======== Given records ========

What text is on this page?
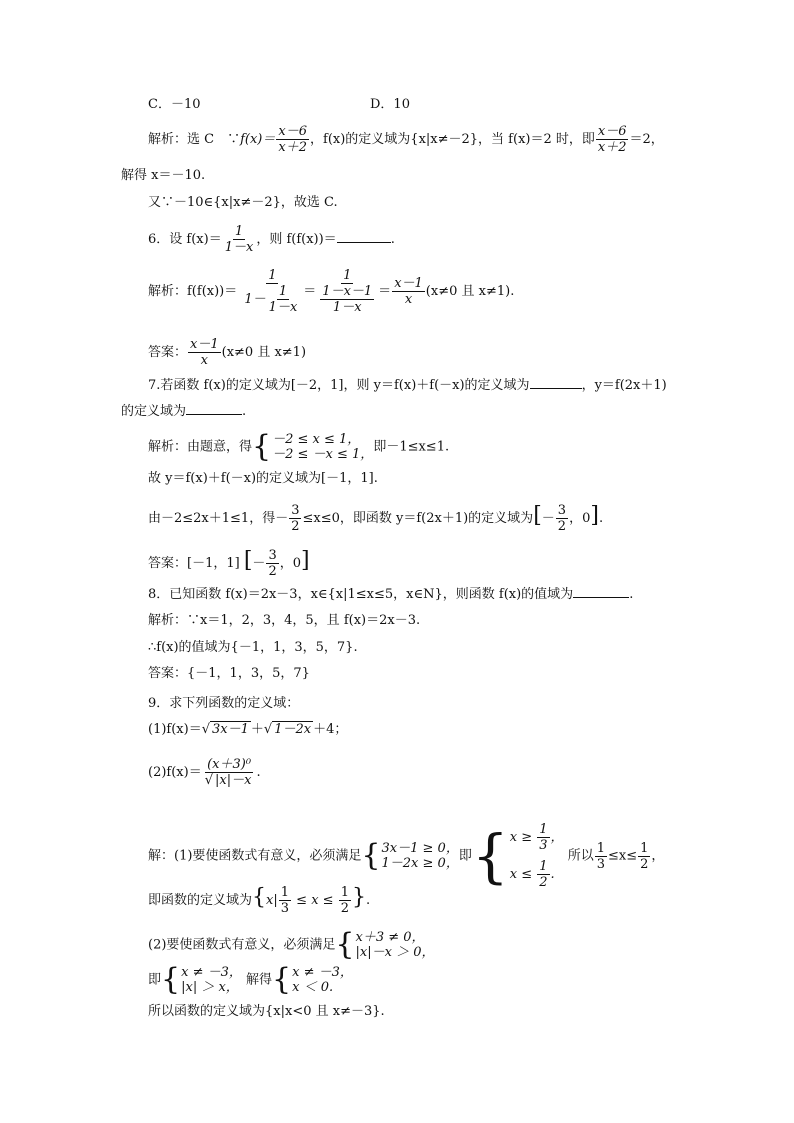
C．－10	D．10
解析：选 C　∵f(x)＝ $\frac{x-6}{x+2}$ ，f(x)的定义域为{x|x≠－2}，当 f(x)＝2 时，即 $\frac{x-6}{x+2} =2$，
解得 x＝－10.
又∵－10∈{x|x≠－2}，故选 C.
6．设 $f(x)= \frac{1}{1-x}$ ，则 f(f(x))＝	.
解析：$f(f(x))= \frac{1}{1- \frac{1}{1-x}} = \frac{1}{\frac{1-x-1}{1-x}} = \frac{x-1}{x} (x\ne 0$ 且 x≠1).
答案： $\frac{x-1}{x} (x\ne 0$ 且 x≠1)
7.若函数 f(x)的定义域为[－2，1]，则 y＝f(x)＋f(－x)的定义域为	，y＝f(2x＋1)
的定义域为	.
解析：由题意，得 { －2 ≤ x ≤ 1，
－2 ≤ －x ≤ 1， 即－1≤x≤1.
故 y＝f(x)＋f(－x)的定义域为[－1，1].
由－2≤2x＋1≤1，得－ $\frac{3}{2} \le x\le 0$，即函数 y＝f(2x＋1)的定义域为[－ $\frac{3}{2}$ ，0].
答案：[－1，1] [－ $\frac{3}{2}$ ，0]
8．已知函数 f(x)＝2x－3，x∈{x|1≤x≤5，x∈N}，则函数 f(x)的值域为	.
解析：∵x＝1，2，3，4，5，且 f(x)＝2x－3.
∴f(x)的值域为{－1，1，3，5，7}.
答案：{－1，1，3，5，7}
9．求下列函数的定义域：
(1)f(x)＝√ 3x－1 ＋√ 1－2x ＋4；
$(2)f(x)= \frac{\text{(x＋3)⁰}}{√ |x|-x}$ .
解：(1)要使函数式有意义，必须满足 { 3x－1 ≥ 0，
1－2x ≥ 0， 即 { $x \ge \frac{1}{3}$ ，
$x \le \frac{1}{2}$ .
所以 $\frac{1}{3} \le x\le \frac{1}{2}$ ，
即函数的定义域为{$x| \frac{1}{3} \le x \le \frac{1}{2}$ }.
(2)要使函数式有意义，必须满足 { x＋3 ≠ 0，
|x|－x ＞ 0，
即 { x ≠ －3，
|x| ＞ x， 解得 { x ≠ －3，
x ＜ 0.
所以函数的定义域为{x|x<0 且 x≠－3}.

========

Problem to work on> Write out the data precisely as given, excluding the pictures.

The result>
What text is on this page?
C．－10	D．10
解析：选 C　∵f(x)＝ $\frac{x-6}{x+2}$ ，f(x)的定义域为{x|x≠－2}，当 f(x)＝2 时，即 $\frac{x-6}{x+2} =2$，
解得 x＝－10.
又∵－10∈{x|x≠－2}，故选 C.
6．设 $f(x)= \frac{1}{1-x}$ ，则 f(f(x))＝	.
解析：$f(f(x))= \frac{1}{1- \frac{1}{1-x}} = \frac{1}{\frac{1-x-1}{1-x}} = \frac{x-1}{x} (x\ne 0$ 且 x≠1).
答案： $\frac{x-1}{x} (x\ne 0$ 且 x≠1)
7.若函数 f(x)的定义域为[－2，1]，则 y＝f(x)＋f(－x)的定义域为	，y＝f(2x＋1)
的定义域为	.
解析：由题意，得 { －2 ≤ x ≤ 1，
－2 ≤ －x ≤ 1， 即－1≤x≤1.
故 y＝f(x)＋f(－x)的定义域为[－1，1].
由－2≤2x＋1≤1，得－ $\frac{3}{2} \le x\le 0$，即函数 y＝f(2x＋1)的定义域为[－ $\frac{3}{2}$ ，0].
答案：[－1，1] [－ $\frac{3}{2}$ ，0]
8．已知函数 f(x)＝2x－3，x∈{x|1≤x≤5，x∈N}，则函数 f(x)的值域为	.
解析：∵x＝1，2，3，4，5，且 f(x)＝2x－3.
∴f(x)的值域为{－1，1，3，5，7}.
答案：{－1，1，3，5，7}
9．求下列函数的定义域：
(1)f(x)＝√ 3x－1 ＋√ 1－2x ＋4；
$(2)f(x)= \frac{\text{(x＋3)⁰}}{√ |x|-x}$ .
解：(1)要使函数式有意义，必须满足 { 3x－1 ≥ 0，
1－2x ≥ 0， 即 { $x \ge \frac{1}{3}$ ，
$x \le \frac{1}{2}$ .
所以 $\frac{1}{3} \le x\le \frac{1}{2}$ ，
即函数的定义域为{$x| \frac{1}{3} \le x \le \frac{1}{2}$ }.
(2)要使函数式有意义，必须满足 { x＋3 ≠ 0，
|x|－x ＞ 0，
即 { x ≠ －3，
|x| ＞ x， 解得 { x ≠ －3，
x ＜ 0.
所以函数的定义域为{x|x<0 且 x≠－3}.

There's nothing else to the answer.